● **WRITTEN INSTRUCTION**:
Omit every picture and return the rest of the data unaltered.
• • • • • • •
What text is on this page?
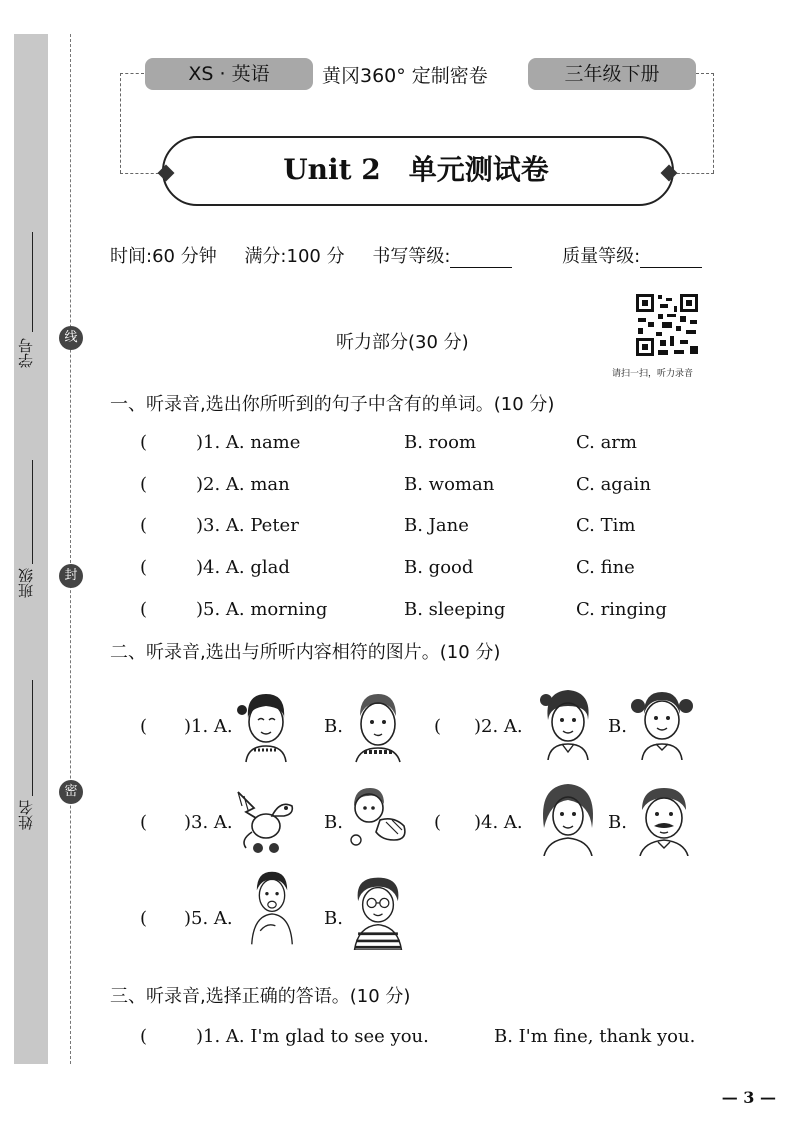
线
封
密
学号
班级
姓名
XS · 英语	黄冈360° 定制密卷	三年级下册
Unit 2　单元测试卷
时间:60 分钟 满分:100 分 书写等级:	质量等级:
听力部分(30 分)
请扫一扫，听力录音
一、听录音,选出你所听到的句子中含有的单词。(10 分)
(	)1. A. name	B. room	C. arm
(	)2. A. man	B. woman	C. again
(	)3. A. Peter	B. Jane	C. Tim
(	)4. A. glad	B. good	C. fine
(	)5. A. morning	B. sleeping	C. ringing
二、听录音,选出与所听内容相符的图片。(10 分)
( )1. A.	B.	( )2. A.	B.
( )3. A.	B.	( )4. A.	B.
( )5. A.	B.
三、听录音,选择正确的答语。(10 分)
(	)1. A. I'm glad to see you.	B. I'm fine, thank you.
— 3 —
• • • • • • •
● **TASK SOLUTION**:
What text is on this page?
线
封
密
学号
班级
姓名
XS · 英语	黄冈360° 定制密卷	三年级下册
Unit 2　单元测试卷
时间:60 分钟 满分:100 分 书写等级:	质量等级:
听力部分(30 分)
请扫一扫，听力录音
一、听录音,选出你所听到的句子中含有的单词。(10 分)
(	)1. A. name	B. room	C. arm
(	)2. A. man	B. woman	C. again
(	)3. A. Peter	B. Jane	C. Tim
(	)4. A. glad	B. good	C. fine
(	)5. A. morning	B. sleeping	C. ringing
二、听录音,选出与所听内容相符的图片。(10 分)
( )1. A.	B.	( )2. A.	B.
( )3. A.	B.	( )4. A.	B.
( )5. A.	B.
三、听录音,选择正确的答语。(10 分)
(	)1. A. I'm glad to see you.	B. I'm fine, thank you.
— 3 —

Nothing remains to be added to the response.